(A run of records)

* * * * * * * * *

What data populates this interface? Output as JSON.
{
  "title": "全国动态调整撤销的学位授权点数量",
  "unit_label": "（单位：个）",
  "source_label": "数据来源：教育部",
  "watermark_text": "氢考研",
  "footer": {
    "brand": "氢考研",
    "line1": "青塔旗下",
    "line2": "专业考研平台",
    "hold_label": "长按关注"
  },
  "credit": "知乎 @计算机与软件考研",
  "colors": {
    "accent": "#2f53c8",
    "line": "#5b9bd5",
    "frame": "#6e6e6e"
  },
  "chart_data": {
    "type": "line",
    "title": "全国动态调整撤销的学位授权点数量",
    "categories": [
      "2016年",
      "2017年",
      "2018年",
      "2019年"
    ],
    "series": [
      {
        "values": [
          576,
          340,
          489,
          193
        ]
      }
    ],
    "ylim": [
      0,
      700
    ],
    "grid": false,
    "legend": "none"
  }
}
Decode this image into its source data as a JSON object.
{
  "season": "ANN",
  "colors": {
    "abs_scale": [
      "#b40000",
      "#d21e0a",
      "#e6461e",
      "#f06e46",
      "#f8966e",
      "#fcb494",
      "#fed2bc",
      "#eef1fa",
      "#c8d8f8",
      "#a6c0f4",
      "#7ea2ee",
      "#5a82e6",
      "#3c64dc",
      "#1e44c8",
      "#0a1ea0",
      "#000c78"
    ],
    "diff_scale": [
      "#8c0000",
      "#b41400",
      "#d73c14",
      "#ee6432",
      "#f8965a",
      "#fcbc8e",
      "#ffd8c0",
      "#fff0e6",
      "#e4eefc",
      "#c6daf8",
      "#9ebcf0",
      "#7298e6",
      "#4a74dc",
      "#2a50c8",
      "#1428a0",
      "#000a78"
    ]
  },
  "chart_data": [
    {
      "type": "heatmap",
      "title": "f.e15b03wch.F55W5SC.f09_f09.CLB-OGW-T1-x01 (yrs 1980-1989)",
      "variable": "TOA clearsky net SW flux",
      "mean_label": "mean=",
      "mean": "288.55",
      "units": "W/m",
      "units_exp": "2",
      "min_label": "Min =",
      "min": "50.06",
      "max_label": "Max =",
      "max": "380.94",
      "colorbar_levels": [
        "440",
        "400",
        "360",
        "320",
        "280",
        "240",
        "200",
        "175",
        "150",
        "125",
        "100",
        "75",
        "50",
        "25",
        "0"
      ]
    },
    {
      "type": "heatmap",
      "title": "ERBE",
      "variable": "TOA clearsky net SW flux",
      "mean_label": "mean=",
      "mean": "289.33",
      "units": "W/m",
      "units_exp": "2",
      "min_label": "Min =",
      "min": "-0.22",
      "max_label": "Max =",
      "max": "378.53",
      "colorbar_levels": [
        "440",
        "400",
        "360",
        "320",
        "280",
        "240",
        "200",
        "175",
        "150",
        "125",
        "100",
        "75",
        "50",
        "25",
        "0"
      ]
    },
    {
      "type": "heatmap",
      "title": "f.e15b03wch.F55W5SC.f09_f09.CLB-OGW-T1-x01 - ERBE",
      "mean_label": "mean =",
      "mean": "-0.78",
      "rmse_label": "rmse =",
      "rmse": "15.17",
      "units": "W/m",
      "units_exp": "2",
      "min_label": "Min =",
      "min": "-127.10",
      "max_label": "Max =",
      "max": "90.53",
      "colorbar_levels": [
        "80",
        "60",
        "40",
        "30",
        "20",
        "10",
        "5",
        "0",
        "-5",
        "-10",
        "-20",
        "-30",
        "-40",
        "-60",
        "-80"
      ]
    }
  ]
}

* * * * * * * * *

YOUR OBJECTIVE: Copy all of the data exactly.

COMPLETE OUTPUT:
What data populates this interface? Output as JSON.
{
  "title": "全国动态调整撤销的学位授权点数量",
  "unit_label": "（单位：个）",
  "source_label": "数据来源：教育部",
  "watermark_text": "氢考研",
  "footer": {
    "brand": "氢考研",
    "line1": "青塔旗下",
    "line2": "专业考研平台",
    "hold_label": "长按关注"
  },
  "credit": "知乎 @计算机与软件考研",
  "colors": {
    "accent": "#2f53c8",
    "line": "#5b9bd5",
    "frame": "#6e6e6e"
  },
  "chart_data": {
    "type": "line",
    "title": "全国动态调整撤销的学位授权点数量",
    "categories": [
      "2016年",
      "2017年",
      "2018年",
      "2019年"
    ],
    "series": [
      {
        "values": [
          576,
          340,
          489,
          193
        ]
      }
    ],
    "ylim": [
      0,
      700
    ],
    "grid": false,
    "legend": "none"
  }
}
Decode this image into its source data as a JSON object.
{
  "season": "ANN",
  "colors": {
    "abs_scale": [
      "#b40000",
      "#d21e0a",
      "#e6461e",
      "#f06e46",
      "#f8966e",
      "#fcb494",
      "#fed2bc",
      "#eef1fa",
      "#c8d8f8",
      "#a6c0f4",
      "#7ea2ee",
      "#5a82e6",
      "#3c64dc",
      "#1e44c8",
      "#0a1ea0",
      "#000c78"
    ],
    "diff_scale": [
      "#8c0000",
      "#b41400",
      "#d73c14",
      "#ee6432",
      "#f8965a",
      "#fcbc8e",
      "#ffd8c0",
      "#fff0e6",
      "#e4eefc",
      "#c6daf8",
      "#9ebcf0",
      "#7298e6",
      "#4a74dc",
      "#2a50c8",
      "#1428a0",
      "#000a78"
    ]
  },
  "chart_data": [
    {
      "type": "heatmap",
      "title": "f.e15b03wch.F55W5SC.f09_f09.CLB-OGW-T1-x01 (yrs 1980-1989)",
      "variable": "TOA clearsky net SW flux",
      "mean_label": "mean=",
      "mean": "288.55",
      "units": "W/m",
      "units_exp": "2",
      "min_label": "Min =",
      "min": "50.06",
      "max_label": "Max =",
      "max": "380.94",
      "colorbar_levels": [
        "440",
        "400",
        "360",
        "320",
        "280",
        "240",
        "200",
        "175",
        "150",
        "125",
        "100",
        "75",
        "50",
        "25",
        "0"
      ]
    },
    {
      "type": "heatmap",
      "title": "ERBE",
      "variable": "TOA clearsky net SW flux",
      "mean_label": "mean=",
      "mean": "289.33",
      "units": "W/m",
      "units_exp": "2",
      "min_label": "Min =",
      "min": "-0.22",
      "max_label": "Max =",
      "max": "378.53",
      "colorbar_levels": [
        "440",
        "400",
        "360",
        "320",
        "280",
        "240",
        "200",
        "175",
        "150",
        "125",
        "100",
        "75",
        "50",
        "25",
        "0"
      ]
    },
    {
      "type": "heatmap",
      "title": "f.e15b03wch.F55W5SC.f09_f09.CLB-OGW-T1-x01 - ERBE",
      "mean_label": "mean =",
      "mean": "-0.78",
      "rmse_label": "rmse =",
      "rmse": "15.17",
      "units": "W/m",
      "units_exp": "2",
      "min_label": "Min =",
      "min": "-127.10",
      "max_label": "Max =",
      "max": "90.53",
      "colorbar_levels": [
        "80",
        "60",
        "40",
        "30",
        "20",
        "10",
        "5",
        "0",
        "-5",
        "-10",
        "-20",
        "-30",
        "-40",
        "-60",
        "-80"
      ]
    }
  ]
}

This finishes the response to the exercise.